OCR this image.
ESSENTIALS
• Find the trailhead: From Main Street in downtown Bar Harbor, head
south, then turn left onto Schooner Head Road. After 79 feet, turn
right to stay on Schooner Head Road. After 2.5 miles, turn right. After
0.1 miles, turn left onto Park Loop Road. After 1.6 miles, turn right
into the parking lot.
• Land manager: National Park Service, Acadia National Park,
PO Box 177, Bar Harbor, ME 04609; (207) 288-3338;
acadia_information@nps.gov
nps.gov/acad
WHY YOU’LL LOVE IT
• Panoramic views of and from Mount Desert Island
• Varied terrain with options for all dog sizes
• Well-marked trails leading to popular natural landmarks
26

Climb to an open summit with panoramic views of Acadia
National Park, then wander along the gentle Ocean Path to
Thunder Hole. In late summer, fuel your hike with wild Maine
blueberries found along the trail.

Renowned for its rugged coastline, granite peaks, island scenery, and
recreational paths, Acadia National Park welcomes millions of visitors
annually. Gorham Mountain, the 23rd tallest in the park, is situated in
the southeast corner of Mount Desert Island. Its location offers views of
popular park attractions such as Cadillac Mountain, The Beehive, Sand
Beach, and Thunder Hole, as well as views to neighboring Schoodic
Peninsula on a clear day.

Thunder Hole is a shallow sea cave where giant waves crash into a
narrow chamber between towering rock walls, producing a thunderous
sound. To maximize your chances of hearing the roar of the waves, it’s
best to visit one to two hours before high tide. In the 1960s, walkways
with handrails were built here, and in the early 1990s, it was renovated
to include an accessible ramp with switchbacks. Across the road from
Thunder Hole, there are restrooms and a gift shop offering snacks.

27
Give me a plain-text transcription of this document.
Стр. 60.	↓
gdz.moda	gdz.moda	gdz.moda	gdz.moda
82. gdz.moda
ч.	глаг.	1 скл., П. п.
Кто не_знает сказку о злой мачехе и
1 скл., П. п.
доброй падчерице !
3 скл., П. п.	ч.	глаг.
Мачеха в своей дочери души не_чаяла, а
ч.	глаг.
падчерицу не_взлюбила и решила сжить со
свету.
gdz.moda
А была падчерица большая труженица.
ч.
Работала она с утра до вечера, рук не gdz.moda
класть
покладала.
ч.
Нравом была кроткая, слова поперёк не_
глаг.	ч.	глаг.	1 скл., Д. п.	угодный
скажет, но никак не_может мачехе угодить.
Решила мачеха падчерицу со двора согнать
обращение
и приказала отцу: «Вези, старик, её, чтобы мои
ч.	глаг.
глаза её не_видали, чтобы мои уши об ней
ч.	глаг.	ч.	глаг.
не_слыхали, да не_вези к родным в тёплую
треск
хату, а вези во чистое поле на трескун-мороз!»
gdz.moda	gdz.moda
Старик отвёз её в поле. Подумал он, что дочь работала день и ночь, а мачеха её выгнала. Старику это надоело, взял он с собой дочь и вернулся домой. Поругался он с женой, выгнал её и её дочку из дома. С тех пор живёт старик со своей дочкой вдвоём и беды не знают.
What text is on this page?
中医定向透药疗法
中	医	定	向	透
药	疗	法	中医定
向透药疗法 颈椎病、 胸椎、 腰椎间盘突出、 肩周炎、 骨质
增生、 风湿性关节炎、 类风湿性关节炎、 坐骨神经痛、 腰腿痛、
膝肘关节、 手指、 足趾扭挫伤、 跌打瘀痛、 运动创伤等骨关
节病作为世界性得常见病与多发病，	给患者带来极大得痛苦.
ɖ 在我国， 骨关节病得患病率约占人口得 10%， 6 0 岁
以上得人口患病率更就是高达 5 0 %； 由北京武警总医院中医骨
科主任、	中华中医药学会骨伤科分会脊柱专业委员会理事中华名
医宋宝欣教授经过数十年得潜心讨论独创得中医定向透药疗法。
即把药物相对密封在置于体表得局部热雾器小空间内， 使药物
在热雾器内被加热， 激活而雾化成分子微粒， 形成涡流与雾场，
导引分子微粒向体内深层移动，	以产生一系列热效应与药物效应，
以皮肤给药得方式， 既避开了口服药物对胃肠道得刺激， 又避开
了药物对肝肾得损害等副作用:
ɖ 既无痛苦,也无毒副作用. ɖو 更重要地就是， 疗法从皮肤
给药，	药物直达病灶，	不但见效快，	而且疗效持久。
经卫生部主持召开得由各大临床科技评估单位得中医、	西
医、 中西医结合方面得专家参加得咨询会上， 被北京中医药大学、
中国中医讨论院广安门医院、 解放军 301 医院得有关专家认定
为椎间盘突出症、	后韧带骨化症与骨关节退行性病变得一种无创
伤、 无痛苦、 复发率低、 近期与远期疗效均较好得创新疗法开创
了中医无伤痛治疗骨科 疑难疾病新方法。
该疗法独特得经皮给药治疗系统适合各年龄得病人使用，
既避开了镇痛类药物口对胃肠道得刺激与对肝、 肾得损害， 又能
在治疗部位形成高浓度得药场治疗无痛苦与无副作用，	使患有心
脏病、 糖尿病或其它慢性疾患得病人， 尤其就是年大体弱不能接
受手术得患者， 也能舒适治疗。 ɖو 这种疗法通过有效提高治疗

# SET TASK:
State the number of lines that contain the string "поле", with no other words.

# RESULT OF THIS TASK:
2